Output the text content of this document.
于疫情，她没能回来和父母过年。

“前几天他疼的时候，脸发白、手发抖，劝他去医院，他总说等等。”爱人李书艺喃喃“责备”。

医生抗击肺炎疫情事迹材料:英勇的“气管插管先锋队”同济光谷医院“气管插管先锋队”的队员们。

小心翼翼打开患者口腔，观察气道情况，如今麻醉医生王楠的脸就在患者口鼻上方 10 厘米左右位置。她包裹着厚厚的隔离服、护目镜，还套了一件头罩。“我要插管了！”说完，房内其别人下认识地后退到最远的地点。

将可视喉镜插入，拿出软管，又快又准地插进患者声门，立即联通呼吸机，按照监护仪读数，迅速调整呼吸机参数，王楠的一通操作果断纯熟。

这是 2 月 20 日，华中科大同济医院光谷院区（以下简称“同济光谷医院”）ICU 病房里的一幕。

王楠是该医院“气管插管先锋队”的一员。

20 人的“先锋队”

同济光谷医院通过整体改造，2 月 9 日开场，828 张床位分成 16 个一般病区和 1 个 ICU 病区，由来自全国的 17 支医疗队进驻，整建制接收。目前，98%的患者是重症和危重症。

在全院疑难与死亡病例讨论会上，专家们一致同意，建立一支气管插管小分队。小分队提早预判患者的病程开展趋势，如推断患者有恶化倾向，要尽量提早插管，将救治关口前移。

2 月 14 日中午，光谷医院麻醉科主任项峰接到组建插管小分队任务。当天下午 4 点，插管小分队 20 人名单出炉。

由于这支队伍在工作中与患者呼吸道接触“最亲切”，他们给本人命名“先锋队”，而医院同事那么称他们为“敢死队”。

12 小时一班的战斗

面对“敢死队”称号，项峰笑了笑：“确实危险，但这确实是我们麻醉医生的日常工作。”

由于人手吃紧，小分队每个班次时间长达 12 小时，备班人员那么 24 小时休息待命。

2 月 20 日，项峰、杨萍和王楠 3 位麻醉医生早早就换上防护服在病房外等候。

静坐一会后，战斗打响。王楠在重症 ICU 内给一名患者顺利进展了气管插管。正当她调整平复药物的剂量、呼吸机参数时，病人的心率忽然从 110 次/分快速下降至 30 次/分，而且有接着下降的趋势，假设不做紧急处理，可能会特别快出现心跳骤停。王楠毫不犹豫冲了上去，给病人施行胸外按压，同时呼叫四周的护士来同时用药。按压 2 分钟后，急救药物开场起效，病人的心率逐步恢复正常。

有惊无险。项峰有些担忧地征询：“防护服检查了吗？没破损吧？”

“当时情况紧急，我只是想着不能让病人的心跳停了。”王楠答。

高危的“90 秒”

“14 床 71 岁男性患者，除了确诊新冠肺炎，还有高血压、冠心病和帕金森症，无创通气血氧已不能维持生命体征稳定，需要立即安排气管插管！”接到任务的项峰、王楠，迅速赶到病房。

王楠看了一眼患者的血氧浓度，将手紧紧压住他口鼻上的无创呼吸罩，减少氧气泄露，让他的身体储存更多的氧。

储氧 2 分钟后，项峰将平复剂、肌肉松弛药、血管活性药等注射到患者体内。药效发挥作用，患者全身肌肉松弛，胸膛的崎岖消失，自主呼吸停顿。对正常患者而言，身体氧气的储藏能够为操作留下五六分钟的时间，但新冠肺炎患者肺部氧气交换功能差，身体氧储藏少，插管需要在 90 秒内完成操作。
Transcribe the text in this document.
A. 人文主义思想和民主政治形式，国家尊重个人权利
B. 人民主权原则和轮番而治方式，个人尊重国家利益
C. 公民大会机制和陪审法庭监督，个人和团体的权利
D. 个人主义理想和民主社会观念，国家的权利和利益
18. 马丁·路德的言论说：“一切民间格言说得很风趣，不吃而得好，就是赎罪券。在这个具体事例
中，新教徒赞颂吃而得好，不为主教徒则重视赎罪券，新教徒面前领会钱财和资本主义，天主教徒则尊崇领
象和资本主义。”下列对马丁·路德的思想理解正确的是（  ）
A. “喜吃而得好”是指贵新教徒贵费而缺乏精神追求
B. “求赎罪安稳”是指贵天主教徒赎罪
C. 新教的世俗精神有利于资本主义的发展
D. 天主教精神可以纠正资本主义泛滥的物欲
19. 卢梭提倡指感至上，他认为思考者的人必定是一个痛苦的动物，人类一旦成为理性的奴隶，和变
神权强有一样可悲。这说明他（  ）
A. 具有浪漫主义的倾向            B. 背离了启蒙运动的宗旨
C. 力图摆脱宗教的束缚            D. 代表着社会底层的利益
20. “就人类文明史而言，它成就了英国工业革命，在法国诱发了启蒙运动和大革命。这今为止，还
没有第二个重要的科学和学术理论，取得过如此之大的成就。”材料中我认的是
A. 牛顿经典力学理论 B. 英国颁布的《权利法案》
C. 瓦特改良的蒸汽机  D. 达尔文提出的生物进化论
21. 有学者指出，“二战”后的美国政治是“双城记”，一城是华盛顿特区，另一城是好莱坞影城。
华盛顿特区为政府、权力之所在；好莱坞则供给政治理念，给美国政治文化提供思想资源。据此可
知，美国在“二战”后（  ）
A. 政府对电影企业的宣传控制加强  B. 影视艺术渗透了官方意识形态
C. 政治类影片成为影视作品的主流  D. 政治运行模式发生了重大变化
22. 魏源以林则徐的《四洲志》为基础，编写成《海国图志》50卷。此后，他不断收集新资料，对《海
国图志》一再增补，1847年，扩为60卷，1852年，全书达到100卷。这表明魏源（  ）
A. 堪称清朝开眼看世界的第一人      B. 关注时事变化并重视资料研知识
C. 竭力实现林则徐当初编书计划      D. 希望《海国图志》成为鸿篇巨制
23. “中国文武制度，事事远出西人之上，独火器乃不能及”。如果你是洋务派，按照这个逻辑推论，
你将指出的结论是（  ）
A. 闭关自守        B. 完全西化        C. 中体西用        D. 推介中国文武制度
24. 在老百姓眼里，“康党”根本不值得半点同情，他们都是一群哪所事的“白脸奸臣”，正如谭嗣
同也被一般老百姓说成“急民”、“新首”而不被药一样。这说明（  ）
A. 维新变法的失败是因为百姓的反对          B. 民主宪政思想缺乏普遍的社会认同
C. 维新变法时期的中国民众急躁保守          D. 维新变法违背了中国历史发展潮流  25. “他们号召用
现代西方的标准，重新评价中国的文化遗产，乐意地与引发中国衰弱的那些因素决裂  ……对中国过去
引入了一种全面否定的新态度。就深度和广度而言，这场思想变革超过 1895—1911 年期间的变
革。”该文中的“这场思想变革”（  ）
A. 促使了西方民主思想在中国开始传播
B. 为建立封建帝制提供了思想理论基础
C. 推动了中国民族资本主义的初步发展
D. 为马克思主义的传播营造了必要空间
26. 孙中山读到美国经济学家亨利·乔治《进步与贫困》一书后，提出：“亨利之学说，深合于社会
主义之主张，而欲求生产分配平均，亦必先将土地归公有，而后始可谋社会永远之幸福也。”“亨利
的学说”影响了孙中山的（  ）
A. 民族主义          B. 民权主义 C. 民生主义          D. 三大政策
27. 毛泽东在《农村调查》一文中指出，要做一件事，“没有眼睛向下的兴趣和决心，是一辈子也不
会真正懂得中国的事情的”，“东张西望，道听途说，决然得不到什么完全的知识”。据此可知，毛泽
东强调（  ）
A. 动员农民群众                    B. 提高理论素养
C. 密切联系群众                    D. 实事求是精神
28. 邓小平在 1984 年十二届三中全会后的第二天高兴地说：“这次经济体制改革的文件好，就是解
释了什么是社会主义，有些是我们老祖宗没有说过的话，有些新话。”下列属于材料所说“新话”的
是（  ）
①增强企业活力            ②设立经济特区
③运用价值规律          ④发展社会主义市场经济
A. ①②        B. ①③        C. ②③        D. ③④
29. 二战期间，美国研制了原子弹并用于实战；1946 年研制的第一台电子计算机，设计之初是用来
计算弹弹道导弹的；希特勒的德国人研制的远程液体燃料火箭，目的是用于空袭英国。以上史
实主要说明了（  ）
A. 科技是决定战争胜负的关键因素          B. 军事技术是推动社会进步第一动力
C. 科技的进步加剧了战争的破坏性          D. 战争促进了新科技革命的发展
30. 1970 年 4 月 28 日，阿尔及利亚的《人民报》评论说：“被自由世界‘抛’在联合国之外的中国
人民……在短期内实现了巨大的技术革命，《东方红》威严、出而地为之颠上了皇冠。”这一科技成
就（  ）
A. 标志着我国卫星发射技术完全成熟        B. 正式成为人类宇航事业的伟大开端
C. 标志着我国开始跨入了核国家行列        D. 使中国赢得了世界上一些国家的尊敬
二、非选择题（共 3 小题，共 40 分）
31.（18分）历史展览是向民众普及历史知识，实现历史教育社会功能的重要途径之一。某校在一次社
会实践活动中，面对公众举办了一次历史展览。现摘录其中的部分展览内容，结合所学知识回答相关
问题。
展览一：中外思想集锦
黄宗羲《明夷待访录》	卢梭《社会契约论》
----------------
--- Aim ---
Report each line in the data that holds the word "海国图志".

--- Solution to this exercise ---
22. 魏源以林则徐的《四洲志》为基础，编写成《海国图志》50卷。此后，他不断收集新资料，对《海
C. 竭力实现林则徐当初编书计划      D. 希望《海国图志》成为鸿篇巨制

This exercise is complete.